- Directive:
Using the material below, work out how many lines contain the word "vytvořit". Reply with the number and nothing more.

- Provided data:
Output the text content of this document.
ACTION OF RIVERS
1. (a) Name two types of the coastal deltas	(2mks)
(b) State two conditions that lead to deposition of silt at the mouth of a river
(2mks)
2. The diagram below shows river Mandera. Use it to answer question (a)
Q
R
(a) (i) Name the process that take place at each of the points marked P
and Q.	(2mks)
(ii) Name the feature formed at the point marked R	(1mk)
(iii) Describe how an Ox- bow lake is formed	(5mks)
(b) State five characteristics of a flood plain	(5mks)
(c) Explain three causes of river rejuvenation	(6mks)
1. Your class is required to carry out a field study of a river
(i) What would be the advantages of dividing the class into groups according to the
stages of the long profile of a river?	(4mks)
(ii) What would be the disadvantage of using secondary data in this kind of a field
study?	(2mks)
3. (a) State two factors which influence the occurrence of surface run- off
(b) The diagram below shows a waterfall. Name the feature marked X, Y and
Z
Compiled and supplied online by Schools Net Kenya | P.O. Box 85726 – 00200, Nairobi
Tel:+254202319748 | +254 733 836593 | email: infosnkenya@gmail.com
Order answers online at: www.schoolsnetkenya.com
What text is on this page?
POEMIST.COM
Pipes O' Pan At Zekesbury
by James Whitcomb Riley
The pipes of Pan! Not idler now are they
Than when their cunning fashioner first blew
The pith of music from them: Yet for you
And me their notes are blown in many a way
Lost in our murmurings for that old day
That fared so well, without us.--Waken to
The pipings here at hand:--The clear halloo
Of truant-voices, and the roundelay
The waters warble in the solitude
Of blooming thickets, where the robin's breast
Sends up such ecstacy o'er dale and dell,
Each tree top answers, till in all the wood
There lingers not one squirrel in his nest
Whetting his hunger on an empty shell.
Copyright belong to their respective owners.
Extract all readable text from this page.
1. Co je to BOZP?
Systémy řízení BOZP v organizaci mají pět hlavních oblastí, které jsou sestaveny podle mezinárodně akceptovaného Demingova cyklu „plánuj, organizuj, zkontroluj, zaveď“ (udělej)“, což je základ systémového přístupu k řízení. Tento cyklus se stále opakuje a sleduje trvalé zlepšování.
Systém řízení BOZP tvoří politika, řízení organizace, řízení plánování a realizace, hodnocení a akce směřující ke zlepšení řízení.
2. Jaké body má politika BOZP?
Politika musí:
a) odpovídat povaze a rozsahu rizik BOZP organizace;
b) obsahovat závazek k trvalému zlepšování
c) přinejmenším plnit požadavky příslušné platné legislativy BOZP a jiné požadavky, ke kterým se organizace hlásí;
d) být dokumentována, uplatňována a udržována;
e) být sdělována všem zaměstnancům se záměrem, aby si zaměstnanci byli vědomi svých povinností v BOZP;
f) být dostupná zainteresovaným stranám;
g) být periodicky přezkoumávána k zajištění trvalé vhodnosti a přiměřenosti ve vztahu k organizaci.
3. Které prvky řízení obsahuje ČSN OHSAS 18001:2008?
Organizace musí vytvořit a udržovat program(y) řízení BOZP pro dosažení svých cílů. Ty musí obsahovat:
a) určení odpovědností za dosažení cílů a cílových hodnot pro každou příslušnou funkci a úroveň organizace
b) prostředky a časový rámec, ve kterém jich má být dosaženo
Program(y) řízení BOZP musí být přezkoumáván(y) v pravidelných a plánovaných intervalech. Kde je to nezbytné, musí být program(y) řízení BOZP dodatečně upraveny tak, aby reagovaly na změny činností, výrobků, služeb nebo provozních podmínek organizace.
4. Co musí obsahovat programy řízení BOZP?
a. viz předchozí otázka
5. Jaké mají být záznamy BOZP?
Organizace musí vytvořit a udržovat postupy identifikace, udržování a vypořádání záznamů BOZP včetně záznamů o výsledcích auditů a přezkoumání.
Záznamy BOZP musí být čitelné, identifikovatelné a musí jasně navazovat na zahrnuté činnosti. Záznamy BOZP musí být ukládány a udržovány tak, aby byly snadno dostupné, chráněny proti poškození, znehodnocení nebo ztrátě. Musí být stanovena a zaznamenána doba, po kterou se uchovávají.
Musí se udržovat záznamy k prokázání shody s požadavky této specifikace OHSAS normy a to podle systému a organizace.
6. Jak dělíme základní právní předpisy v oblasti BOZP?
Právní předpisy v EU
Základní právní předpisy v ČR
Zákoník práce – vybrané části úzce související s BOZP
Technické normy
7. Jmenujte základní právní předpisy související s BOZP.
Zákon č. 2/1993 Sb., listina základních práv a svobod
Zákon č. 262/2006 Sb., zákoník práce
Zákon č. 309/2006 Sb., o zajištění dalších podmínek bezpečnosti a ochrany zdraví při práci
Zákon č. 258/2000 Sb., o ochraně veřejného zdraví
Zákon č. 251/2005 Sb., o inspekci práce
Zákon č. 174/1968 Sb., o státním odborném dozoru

- Expected answer:
2